Work to do >>
Search the records for the word "JSON" and report each line that has it.

Items >>
· · · · · · ·

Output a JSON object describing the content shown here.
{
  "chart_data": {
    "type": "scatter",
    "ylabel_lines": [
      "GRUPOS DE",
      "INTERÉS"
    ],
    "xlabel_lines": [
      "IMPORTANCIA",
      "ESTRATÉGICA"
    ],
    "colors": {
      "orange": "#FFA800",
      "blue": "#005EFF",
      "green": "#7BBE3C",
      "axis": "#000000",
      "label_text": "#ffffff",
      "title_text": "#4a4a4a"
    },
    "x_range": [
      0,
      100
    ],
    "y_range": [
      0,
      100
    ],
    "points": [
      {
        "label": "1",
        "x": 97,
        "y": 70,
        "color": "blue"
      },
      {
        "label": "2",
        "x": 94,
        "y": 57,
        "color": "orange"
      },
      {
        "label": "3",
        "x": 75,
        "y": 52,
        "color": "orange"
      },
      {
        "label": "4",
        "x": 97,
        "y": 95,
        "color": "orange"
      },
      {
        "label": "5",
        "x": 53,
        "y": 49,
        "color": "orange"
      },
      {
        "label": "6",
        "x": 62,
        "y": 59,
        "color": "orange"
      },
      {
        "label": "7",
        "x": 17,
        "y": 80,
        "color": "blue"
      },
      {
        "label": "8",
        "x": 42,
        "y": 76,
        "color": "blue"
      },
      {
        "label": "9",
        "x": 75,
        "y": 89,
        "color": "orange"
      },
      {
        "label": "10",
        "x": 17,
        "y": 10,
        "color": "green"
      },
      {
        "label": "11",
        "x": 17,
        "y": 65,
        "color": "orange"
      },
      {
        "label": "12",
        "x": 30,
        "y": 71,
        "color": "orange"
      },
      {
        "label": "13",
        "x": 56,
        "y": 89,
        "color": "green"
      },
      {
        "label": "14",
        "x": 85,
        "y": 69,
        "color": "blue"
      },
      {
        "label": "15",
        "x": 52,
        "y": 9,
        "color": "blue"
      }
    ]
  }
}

· · · · · · ·

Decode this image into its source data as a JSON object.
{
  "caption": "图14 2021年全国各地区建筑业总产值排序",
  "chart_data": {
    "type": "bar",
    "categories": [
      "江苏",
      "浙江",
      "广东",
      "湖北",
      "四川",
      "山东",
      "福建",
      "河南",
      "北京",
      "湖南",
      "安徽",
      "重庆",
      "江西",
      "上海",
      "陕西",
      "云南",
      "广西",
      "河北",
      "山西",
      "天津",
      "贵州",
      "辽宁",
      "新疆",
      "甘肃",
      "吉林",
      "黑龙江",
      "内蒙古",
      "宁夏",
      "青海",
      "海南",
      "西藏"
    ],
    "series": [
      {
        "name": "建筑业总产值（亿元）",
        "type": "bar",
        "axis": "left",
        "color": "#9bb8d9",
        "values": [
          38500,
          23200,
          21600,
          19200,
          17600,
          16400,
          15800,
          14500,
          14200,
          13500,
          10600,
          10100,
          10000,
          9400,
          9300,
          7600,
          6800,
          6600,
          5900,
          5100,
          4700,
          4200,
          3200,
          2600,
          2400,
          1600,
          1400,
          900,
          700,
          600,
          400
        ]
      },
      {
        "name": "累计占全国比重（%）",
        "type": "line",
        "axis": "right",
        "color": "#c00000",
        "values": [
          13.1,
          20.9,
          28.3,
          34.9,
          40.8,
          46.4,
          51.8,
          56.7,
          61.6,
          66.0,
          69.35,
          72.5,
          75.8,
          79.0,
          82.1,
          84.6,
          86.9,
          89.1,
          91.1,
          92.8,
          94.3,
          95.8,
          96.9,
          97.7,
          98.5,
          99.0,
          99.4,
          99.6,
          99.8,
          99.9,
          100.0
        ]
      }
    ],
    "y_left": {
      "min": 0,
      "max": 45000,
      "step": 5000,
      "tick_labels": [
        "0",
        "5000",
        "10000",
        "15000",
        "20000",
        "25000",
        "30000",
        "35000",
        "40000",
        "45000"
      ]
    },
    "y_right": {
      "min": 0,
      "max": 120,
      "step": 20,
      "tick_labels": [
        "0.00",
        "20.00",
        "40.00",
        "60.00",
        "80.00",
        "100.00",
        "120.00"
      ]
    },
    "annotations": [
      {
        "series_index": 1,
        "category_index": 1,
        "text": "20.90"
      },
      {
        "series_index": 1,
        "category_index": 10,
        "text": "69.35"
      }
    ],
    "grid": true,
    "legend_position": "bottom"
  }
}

· · · · · · ·

Answer to this problem >>
Output a JSON object describing the content shown here.
Decode this image into its source data as a JSON object.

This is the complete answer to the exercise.